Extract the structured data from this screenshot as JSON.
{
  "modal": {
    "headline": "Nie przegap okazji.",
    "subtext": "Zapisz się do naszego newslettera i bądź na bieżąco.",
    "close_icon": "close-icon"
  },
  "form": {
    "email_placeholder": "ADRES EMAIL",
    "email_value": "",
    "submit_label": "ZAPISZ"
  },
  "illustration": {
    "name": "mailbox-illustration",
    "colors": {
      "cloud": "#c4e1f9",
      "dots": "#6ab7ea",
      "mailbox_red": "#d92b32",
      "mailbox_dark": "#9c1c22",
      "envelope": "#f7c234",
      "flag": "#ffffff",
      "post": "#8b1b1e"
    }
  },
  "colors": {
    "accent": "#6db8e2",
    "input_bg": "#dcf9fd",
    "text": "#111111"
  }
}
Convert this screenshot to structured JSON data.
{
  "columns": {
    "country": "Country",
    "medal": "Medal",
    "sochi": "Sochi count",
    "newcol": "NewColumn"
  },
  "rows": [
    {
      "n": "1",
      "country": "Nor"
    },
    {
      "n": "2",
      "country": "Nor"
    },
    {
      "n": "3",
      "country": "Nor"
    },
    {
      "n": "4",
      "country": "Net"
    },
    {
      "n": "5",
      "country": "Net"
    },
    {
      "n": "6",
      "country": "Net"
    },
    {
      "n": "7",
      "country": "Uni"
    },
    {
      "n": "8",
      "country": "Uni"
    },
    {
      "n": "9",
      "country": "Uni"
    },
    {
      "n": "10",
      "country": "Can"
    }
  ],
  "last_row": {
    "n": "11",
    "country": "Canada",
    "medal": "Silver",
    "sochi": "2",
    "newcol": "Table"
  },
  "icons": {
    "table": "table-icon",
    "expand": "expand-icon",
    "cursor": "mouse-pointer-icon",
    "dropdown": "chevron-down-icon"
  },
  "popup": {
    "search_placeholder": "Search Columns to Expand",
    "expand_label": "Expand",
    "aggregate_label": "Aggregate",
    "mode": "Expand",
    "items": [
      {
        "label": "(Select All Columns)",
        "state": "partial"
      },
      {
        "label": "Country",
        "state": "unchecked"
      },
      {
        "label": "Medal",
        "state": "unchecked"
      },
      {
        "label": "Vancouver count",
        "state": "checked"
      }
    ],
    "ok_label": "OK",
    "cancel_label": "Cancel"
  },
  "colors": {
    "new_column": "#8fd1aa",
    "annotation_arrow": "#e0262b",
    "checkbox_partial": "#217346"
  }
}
^^^^^^^^^^^^^^^^
▶ **Written request**
Repeat the data above exactly.

▶ **The answer**
Extract the structured data from this screenshot as JSON.
{
  "modal": {
    "headline": "Nie przegap okazji.",
    "subtext": "Zapisz się do naszego newslettera i bądź na bieżąco.",
    "close_icon": "close-icon"
  },
  "form": {
    "email_placeholder": "ADRES EMAIL",
    "email_value": "",
    "submit_label": "ZAPISZ"
  },
  "illustration": {
    "name": "mailbox-illustration",
    "colors": {
      "cloud": "#c4e1f9",
      "dots": "#6ab7ea",
      "mailbox_red": "#d92b32",
      "mailbox_dark": "#9c1c22",
      "envelope": "#f7c234",
      "flag": "#ffffff",
      "post": "#8b1b1e"
    }
  },
  "colors": {
    "accent": "#6db8e2",
    "input_bg": "#dcf9fd",
    "text": "#111111"
  }
}
Convert this screenshot to structured JSON data.
{
  "columns": {
    "country": "Country",
    "medal": "Medal",
    "sochi": "Sochi count",
    "newcol": "NewColumn"
  },
  "rows": [
    {
      "n": "1",
      "country": "Nor"
    },
    {
      "n": "2",
      "country": "Nor"
    },
    {
      "n": "3",
      "country": "Nor"
    },
    {
      "n": "4",
      "country": "Net"
    },
    {
      "n": "5",
      "country": "Net"
    },
    {
      "n": "6",
      "country": "Net"
    },
    {
      "n": "7",
      "country": "Uni"
    },
    {
      "n": "8",
      "country": "Uni"
    },
    {
      "n": "9",
      "country": "Uni"
    },
    {
      "n": "10",
      "country": "Can"
    }
  ],
  "last_row": {
    "n": "11",
    "country": "Canada",
    "medal": "Silver",
    "sochi": "2",
    "newcol": "Table"
  },
  "icons": {
    "table": "table-icon",
    "expand": "expand-icon",
    "cursor": "mouse-pointer-icon",
    "dropdown": "chevron-down-icon"
  },
  "popup": {
    "search_placeholder": "Search Columns to Expand",
    "expand_label": "Expand",
    "aggregate_label": "Aggregate",
    "mode": "Expand",
    "items": [
      {
        "label": "(Select All Columns)",
        "state": "partial"
      },
      {
        "label": "Country",
        "state": "unchecked"
      },
      {
        "label": "Medal",
        "state": "unchecked"
      },
      {
        "label": "Vancouver count",
        "state": "checked"
      }
    ],
    "ok_label": "OK",
    "cancel_label": "Cancel"
  },
  "colors": {
    "new_column": "#8fd1aa",
    "annotation_arrow": "#e0262b",
    "checkbox_partial": "#217346"
  }
}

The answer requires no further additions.